- **DIRECTION**
Below are some records; retype all of them exactly.

- **DATASET ROWS**
-- -- --

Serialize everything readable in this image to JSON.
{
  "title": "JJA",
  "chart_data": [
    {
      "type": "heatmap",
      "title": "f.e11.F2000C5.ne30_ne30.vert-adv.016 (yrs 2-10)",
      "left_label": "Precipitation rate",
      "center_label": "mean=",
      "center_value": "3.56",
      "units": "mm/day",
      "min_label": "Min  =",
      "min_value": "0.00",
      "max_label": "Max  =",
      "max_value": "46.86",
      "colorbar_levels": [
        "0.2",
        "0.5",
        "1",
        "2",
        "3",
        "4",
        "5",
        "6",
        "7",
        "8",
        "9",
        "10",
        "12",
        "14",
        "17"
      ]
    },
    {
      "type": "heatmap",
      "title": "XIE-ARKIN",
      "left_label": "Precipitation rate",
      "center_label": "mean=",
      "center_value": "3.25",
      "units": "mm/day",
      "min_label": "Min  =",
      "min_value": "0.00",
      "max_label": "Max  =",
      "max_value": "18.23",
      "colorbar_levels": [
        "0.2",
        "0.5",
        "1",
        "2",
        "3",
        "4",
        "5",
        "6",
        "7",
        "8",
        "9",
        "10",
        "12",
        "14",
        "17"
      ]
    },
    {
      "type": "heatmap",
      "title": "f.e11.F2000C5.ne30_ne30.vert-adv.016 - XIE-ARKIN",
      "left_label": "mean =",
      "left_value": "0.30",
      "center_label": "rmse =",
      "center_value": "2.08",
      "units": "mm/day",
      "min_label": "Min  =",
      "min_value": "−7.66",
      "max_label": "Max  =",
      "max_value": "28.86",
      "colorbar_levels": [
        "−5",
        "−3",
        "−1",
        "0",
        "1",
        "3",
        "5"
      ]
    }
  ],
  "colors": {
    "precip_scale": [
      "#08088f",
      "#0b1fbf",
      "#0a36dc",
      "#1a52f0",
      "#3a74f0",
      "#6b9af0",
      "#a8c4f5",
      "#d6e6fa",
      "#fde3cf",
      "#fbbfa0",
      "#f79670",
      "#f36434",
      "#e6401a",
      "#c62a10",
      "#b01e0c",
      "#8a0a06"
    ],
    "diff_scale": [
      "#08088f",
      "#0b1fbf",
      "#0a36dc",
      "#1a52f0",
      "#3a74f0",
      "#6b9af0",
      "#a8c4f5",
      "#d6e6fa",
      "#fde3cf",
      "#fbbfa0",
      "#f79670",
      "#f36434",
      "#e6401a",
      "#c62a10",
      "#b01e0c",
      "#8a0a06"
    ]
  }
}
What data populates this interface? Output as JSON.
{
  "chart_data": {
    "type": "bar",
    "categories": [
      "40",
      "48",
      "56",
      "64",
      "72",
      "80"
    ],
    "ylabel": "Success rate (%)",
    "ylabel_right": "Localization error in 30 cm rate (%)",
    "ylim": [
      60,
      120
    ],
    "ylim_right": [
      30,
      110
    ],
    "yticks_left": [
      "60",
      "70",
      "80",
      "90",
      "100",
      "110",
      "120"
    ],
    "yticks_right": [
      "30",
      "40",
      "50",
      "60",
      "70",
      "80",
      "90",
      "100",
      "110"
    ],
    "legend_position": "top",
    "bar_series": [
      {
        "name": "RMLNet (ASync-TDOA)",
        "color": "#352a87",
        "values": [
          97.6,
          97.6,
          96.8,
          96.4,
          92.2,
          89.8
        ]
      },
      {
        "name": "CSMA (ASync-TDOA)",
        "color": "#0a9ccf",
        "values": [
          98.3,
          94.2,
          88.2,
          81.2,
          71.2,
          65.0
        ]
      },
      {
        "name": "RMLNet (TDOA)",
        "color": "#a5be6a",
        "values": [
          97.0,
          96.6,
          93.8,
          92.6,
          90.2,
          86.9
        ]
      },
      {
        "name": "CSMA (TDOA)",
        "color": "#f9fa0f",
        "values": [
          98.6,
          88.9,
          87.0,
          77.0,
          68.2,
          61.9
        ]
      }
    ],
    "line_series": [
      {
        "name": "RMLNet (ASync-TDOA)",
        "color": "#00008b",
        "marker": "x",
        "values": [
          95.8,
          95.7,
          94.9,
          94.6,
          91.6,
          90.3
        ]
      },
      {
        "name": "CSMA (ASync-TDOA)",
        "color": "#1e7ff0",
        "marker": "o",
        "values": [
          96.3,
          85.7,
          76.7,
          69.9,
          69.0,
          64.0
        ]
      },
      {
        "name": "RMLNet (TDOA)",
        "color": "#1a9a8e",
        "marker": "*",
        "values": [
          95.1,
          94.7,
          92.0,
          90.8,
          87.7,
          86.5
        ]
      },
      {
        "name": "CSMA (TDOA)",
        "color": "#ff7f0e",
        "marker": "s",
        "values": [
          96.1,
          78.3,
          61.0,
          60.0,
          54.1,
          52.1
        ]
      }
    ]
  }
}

-- -- --

- **ANSWER FOR THE TASK**
Serialize everything readable in this image to JSON.
{
  "title": "JJA",
  "chart_data": [
    {
      "type": "heatmap",
      "title": "f.e11.F2000C5.ne30_ne30.vert-adv.016 (yrs 2-10)",
      "left_label": "Precipitation rate",
      "center_label": "mean=",
      "center_value": "3.56",
      "units": "mm/day",
      "min_label": "Min  =",
      "min_value": "0.00",
      "max_label": "Max  =",
      "max_value": "46.86",
      "colorbar_levels": [
        "0.2",
        "0.5",
        "1",
        "2",
        "3",
        "4",
        "5",
        "6",
        "7",
        "8",
        "9",
        "10",
        "12",
        "14",
        "17"
      ]
    },
    {
      "type": "heatmap",
      "title": "XIE-ARKIN",
      "left_label": "Precipitation rate",
      "center_label": "mean=",
      "center_value": "3.25",
      "units": "mm/day",
      "min_label": "Min  =",
      "min_value": "0.00",
      "max_label": "Max  =",
      "max_value": "18.23",
      "colorbar_levels": [
        "0.2",
        "0.5",
        "1",
        "2",
        "3",
        "4",
        "5",
        "6",
        "7",
        "8",
        "9",
        "10",
        "12",
        "14",
        "17"
      ]
    },
    {
      "type": "heatmap",
      "title": "f.e11.F2000C5.ne30_ne30.vert-adv.016 - XIE-ARKIN",
      "left_label": "mean =",
      "left_value": "0.30",
      "center_label": "rmse =",
      "center_value": "2.08",
      "units": "mm/day",
      "min_label": "Min  =",
      "min_value": "−7.66",
      "max_label": "Max  =",
      "max_value": "28.86",
      "colorbar_levels": [
        "−5",
        "−3",
        "−1",
        "0",
        "1",
        "3",
        "5"
      ]
    }
  ],
  "colors": {
    "precip_scale": [
      "#08088f",
      "#0b1fbf",
      "#0a36dc",
      "#1a52f0",
      "#3a74f0",
      "#6b9af0",
      "#a8c4f5",
      "#d6e6fa",
      "#fde3cf",
      "#fbbfa0",
      "#f79670",
      "#f36434",
      "#e6401a",
      "#c62a10",
      "#b01e0c",
      "#8a0a06"
    ],
    "diff_scale": [
      "#08088f",
      "#0b1fbf",
      "#0a36dc",
      "#1a52f0",
      "#3a74f0",
      "#6b9af0",
      "#a8c4f5",
      "#d6e6fa",
      "#fde3cf",
      "#fbbfa0",
      "#f79670",
      "#f36434",
      "#e6401a",
      "#c62a10",
      "#b01e0c",
      "#8a0a06"
    ]
  }
}
What data populates this interface? Output as JSON.
{
  "chart_data": {
    "type": "bar",
    "categories": [
      "40",
      "48",
      "56",
      "64",
      "72",
      "80"
    ],
    "ylabel": "Success rate (%)",
    "ylabel_right": "Localization error in 30 cm rate (%)",
    "ylim": [
      60,
      120
    ],
    "ylim_right": [
      30,
      110
    ],
    "yticks_left": [
      "60",
      "70",
      "80",
      "90",
      "100",
      "110",
      "120"
    ],
    "yticks_right": [
      "30",
      "40",
      "50",
      "60",
      "70",
      "80",
      "90",
      "100",
      "110"
    ],
    "legend_position": "top",
    "bar_series": [
      {
        "name": "RMLNet (ASync-TDOA)",
        "color": "#352a87",
        "values": [
          97.6,
          97.6,
          96.8,
          96.4,
          92.2,
          89.8
        ]
      },
      {
        "name": "CSMA (ASync-TDOA)",
        "color": "#0a9ccf",
        "values": [
          98.3,
          94.2,
          88.2,
          81.2,
          71.2,
          65.0
        ]
      },
      {
        "name": "RMLNet (TDOA)",
        "color": "#a5be6a",
        "values": [
          97.0,
          96.6,
          93.8,
          92.6,
          90.2,
          86.9
        ]
      },
      {
        "name": "CSMA (TDOA)",
        "color": "#f9fa0f",
        "values": [
          98.6,
          88.9,
          87.0,
          77.0,
          68.2,
          61.9
        ]
      }
    ],
    "line_series": [
      {
        "name": "RMLNet (ASync-TDOA)",
        "color": "#00008b",
        "marker": "x",
        "values": [
          95.8,
          95.7,
          94.9,
          94.6,
          91.6,
          90.3
        ]
      },
      {
        "name": "CSMA (ASync-TDOA)",
        "color": "#1e7ff0",
        "marker": "o",
        "values": [
          96.3,
          85.7,
          76.7,
          69.9,
          69.0,
          64.0
        ]
      },
      {
        "name": "RMLNet (TDOA)",
        "color": "#1a9a8e",
        "marker": "*",
        "values": [
          95.1,
          94.7,
          92.0,
          90.8,
          87.7,
          86.5
        ]
      },
      {
        "name": "CSMA (TDOA)",
        "color": "#ff7f0e",
        "marker": "s",
        "values": [
          96.1,
          78.3,
          61.0,
          60.0,
          54.1,
          52.1
        ]
      }
    ]
  }
}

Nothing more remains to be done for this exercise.